[begin Provided information]
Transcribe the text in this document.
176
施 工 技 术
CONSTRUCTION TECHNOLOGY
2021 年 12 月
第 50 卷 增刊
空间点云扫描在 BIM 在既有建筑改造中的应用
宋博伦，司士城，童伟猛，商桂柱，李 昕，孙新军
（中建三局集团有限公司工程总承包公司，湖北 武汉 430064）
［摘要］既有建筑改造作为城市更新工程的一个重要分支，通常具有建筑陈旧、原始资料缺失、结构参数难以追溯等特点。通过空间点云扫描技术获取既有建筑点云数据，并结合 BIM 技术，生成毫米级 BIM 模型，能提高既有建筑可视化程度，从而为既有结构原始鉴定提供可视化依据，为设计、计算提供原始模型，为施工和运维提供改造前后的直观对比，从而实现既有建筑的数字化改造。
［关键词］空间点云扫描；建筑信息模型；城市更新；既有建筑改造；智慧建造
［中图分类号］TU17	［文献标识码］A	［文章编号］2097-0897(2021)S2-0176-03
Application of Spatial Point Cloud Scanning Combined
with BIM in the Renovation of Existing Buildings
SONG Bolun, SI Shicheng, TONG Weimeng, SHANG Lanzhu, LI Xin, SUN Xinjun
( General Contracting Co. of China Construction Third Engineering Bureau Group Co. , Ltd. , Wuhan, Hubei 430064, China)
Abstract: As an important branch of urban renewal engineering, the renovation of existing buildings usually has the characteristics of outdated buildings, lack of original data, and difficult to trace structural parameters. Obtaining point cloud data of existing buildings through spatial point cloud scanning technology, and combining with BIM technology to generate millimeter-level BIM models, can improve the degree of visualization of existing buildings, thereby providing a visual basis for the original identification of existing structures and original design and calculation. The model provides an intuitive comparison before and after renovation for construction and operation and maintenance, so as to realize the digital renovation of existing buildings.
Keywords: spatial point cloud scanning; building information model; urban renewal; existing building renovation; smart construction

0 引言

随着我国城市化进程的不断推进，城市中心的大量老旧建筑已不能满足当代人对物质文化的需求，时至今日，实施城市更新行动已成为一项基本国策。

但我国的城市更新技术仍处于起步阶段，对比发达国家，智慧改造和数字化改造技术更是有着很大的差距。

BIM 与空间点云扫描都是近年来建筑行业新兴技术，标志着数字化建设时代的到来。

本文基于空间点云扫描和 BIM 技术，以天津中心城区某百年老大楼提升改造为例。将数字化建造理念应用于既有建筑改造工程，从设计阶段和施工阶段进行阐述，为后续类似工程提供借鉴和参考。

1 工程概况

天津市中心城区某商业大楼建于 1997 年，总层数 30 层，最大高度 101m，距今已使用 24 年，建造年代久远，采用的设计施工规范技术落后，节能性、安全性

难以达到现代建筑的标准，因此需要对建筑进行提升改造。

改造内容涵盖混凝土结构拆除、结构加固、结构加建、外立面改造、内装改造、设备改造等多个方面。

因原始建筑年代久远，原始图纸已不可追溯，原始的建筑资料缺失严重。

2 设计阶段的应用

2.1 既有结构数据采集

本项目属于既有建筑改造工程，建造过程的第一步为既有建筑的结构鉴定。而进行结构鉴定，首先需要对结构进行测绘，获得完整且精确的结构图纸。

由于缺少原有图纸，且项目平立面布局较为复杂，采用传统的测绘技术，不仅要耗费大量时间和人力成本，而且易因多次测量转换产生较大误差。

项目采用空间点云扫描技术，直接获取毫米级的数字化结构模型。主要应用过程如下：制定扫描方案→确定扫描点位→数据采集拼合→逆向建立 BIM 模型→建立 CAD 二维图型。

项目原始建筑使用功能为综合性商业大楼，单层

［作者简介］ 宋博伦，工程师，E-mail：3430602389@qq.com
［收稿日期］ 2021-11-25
[end Provided information]
→ Problem details: In the records above, collect each line with "urban".

→ Worked solution:
Abstract: As an important branch of urban renewal engineering, the renovation of existing buildings usually has the characteristics of outdated buildings, lack of original data, and difficult to trace structural parameters. Obtaining point cloud data of existing buildings through spatial point cloud scanning technology, and combining with BIM technology to generate millimeter-level BIM models, can improve the degree of visualization of existing buildings, thereby providing a visual basis for the original identification of existing structures and original design and calculation. The model provides an intuitive comparison before and after renovation for construction and operation and maintenance, so as to realize the digital renovation of existing buildings.
Keywords: spatial point cloud scanning; building information model; urban renewal; existing building renovation; smart construction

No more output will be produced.